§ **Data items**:
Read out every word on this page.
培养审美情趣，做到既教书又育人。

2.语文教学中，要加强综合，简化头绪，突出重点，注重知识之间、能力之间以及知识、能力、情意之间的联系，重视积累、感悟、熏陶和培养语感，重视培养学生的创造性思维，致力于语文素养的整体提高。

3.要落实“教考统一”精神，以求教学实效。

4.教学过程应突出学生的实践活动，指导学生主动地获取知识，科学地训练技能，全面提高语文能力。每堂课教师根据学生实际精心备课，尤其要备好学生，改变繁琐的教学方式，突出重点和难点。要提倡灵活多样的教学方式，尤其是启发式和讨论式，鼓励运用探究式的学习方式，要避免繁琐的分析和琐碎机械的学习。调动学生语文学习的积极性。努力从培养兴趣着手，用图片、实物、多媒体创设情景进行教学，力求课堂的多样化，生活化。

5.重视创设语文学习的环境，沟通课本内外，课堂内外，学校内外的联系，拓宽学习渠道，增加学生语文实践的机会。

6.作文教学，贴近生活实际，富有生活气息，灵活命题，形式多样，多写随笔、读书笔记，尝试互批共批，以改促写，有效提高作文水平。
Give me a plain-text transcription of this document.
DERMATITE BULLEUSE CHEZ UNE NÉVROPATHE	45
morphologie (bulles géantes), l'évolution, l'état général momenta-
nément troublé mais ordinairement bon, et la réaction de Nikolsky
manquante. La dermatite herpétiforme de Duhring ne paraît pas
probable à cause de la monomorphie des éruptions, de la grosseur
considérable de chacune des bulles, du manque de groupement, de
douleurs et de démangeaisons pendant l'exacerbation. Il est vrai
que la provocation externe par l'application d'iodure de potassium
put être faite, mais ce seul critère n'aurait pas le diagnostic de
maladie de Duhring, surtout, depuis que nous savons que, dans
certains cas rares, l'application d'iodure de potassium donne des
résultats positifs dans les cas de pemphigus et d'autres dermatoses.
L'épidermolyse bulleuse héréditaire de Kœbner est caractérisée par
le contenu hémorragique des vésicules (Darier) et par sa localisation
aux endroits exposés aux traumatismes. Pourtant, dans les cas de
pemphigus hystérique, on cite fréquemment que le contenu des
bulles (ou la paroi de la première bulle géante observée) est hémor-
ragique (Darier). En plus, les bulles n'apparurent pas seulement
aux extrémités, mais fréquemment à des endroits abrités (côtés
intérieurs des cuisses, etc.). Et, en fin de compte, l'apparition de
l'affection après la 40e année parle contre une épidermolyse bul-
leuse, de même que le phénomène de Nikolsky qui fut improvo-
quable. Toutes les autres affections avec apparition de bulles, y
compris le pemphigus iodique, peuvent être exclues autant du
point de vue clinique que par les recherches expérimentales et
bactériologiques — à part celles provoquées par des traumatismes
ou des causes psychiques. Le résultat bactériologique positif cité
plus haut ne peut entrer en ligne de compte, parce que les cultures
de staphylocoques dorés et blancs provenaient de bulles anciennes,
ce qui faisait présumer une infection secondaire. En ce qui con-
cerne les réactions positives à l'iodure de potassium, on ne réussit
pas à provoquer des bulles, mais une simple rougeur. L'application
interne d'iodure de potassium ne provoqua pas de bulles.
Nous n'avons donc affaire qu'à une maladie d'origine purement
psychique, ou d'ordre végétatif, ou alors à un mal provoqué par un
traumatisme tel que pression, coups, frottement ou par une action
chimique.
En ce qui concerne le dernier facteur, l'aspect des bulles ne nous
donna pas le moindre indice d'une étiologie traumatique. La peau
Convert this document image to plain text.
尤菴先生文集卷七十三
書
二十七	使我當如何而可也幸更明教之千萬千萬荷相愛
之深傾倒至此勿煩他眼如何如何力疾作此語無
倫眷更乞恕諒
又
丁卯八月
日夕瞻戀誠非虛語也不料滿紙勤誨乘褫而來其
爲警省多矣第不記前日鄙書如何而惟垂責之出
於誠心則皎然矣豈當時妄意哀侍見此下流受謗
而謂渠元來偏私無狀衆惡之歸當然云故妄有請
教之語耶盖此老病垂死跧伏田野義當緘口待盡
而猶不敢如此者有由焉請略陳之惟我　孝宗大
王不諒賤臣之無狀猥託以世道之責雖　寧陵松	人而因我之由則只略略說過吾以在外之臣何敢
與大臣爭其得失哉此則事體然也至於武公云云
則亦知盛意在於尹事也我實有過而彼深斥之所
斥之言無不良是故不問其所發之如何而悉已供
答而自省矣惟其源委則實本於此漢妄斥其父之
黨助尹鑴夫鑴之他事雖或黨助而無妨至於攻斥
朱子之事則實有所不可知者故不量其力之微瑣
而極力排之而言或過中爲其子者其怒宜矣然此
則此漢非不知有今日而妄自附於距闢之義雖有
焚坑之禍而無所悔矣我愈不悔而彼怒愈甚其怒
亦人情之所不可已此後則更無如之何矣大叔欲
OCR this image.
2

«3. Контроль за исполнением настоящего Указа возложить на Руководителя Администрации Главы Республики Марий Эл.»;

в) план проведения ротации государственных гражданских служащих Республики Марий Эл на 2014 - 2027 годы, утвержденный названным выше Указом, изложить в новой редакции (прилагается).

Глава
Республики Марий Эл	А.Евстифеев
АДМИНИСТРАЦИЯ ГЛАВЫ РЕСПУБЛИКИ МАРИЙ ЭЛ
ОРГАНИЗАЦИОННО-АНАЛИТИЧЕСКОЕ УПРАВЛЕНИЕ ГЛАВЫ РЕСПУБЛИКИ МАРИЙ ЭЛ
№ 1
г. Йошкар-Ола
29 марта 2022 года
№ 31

§ **STATED EXERCISE**: Give back the whole listing, word for word.

§ **EXERCISE OUTPUT**:
Read out every word on this page.
培养审美情趣，做到既教书又育人。

2.语文教学中，要加强综合，简化头绪，突出重点，注重知识之间、能力之间以及知识、能力、情意之间的联系，重视积累、感悟、熏陶和培养语感，重视培养学生的创造性思维，致力于语文素养的整体提高。

3.要落实“教考统一”精神，以求教学实效。

4.教学过程应突出学生的实践活动，指导学生主动地获取知识，科学地训练技能，全面提高语文能力。每堂课教师根据学生实际精心备课，尤其要备好学生，改变繁琐的教学方式，突出重点和难点。要提倡灵活多样的教学方式，尤其是启发式和讨论式，鼓励运用探究式的学习方式，要避免繁琐的分析和琐碎机械的学习。调动学生语文学习的积极性。努力从培养兴趣着手，用图片、实物、多媒体创设情景进行教学，力求课堂的多样化，生活化。

5.重视创设语文学习的环境，沟通课本内外，课堂内外，学校内外的联系，拓宽学习渠道，增加学生语文实践的机会。

6.作文教学，贴近生活实际，富有生活气息，灵活命题，形式多样，多写随笔、读书笔记，尝试互批共批，以改促写，有效提高作文水平。
Give me a plain-text transcription of this document.
DERMATITE BULLEUSE CHEZ UNE NÉVROPATHE	45
morphologie (bulles géantes), l'évolution, l'état général momenta-
nément troublé mais ordinairement bon, et la réaction de Nikolsky
manquante. La dermatite herpétiforme de Duhring ne paraît pas
probable à cause de la monomorphie des éruptions, de la grosseur
considérable de chacune des bulles, du manque de groupement, de
douleurs et de démangeaisons pendant l'exacerbation. Il est vrai
que la provocation externe par l'application d'iodure de potassium
put être faite, mais ce seul critère n'aurait pas le diagnostic de
maladie de Duhring, surtout, depuis que nous savons que, dans
certains cas rares, l'application d'iodure de potassium donne des
résultats positifs dans les cas de pemphigus et d'autres dermatoses.
L'épidermolyse bulleuse héréditaire de Kœbner est caractérisée par
le contenu hémorragique des vésicules (Darier) et par sa localisation
aux endroits exposés aux traumatismes. Pourtant, dans les cas de
pemphigus hystérique, on cite fréquemment que le contenu des
bulles (ou la paroi de la première bulle géante observée) est hémor-
ragique (Darier). En plus, les bulles n'apparurent pas seulement
aux extrémités, mais fréquemment à des endroits abrités (côtés
intérieurs des cuisses, etc.). Et, en fin de compte, l'apparition de
l'affection après la 40e année parle contre une épidermolyse bul-
leuse, de même que le phénomène de Nikolsky qui fut improvo-
quable. Toutes les autres affections avec apparition de bulles, y
compris le pemphigus iodique, peuvent être exclues autant du
point de vue clinique que par les recherches expérimentales et
bactériologiques — à part celles provoquées par des traumatismes
ou des causes psychiques. Le résultat bactériologique positif cité
plus haut ne peut entrer en ligne de compte, parce que les cultures
de staphylocoques dorés et blancs provenaient de bulles anciennes,
ce qui faisait présumer une infection secondaire. En ce qui con-
cerne les réactions positives à l'iodure de potassium, on ne réussit
pas à provoquer des bulles, mais une simple rougeur. L'application
interne d'iodure de potassium ne provoqua pas de bulles.
Nous n'avons donc affaire qu'à une maladie d'origine purement
psychique, ou d'ordre végétatif, ou alors à un mal provoqué par un
traumatisme tel que pression, coups, frottement ou par une action
chimique.
En ce qui concerne le dernier facteur, l'aspect des bulles ne nous
donna pas le moindre indice d'une étiologie traumatique. La peau
Convert this document image to plain text.
尤菴先生文集卷七十三
書
二十七	使我當如何而可也幸更明教之千萬千萬荷相愛
之深傾倒至此勿煩他眼如何如何力疾作此語無
倫眷更乞恕諒
又
丁卯八月
日夕瞻戀誠非虛語也不料滿紙勤誨乘褫而來其
爲警省多矣第不記前日鄙書如何而惟垂責之出
於誠心則皎然矣豈當時妄意哀侍見此下流受謗
而謂渠元來偏私無狀衆惡之歸當然云故妄有請
教之語耶盖此老病垂死跧伏田野義當緘口待盡
而猶不敢如此者有由焉請略陳之惟我　孝宗大
王不諒賤臣之無狀猥託以世道之責雖　寧陵松	人而因我之由則只略略說過吾以在外之臣何敢
與大臣爭其得失哉此則事體然也至於武公云云
則亦知盛意在於尹事也我實有過而彼深斥之所
斥之言無不良是故不問其所發之如何而悉已供
答而自省矣惟其源委則實本於此漢妄斥其父之
黨助尹鑴夫鑴之他事雖或黨助而無妨至於攻斥
朱子之事則實有所不可知者故不量其力之微瑣
而極力排之而言或過中爲其子者其怒宜矣然此
則此漢非不知有今日而妄自附於距闢之義雖有
焚坑之禍而無所悔矣我愈不悔而彼怒愈甚其怒
亦人情之所不可已此後則更無如之何矣大叔欲
OCR this image.
2

«3. Контроль за исполнением настоящего Указа возложить на Руководителя Администрации Главы Республики Марий Эл.»;

в) план проведения ротации государственных гражданских служащих Республики Марий Эл на 2014 - 2027 годы, утвержденный названным выше Указом, изложить в новой редакции (прилагается).

Глава
Республики Марий Эл	А.Евстифеев
АДМИНИСТРАЦИЯ ГЛАВЫ РЕСПУБЛИКИ МАРИЙ ЭЛ
ОРГАНИЗАЦИОННО-АНАЛИТИЧЕСКОЕ УПРАВЛЕНИЕ ГЛАВЫ РЕСПУБЛИКИ МАРИЙ ЭЛ
№ 1
г. Йошкар-Ола
29 марта 2022 года
№ 31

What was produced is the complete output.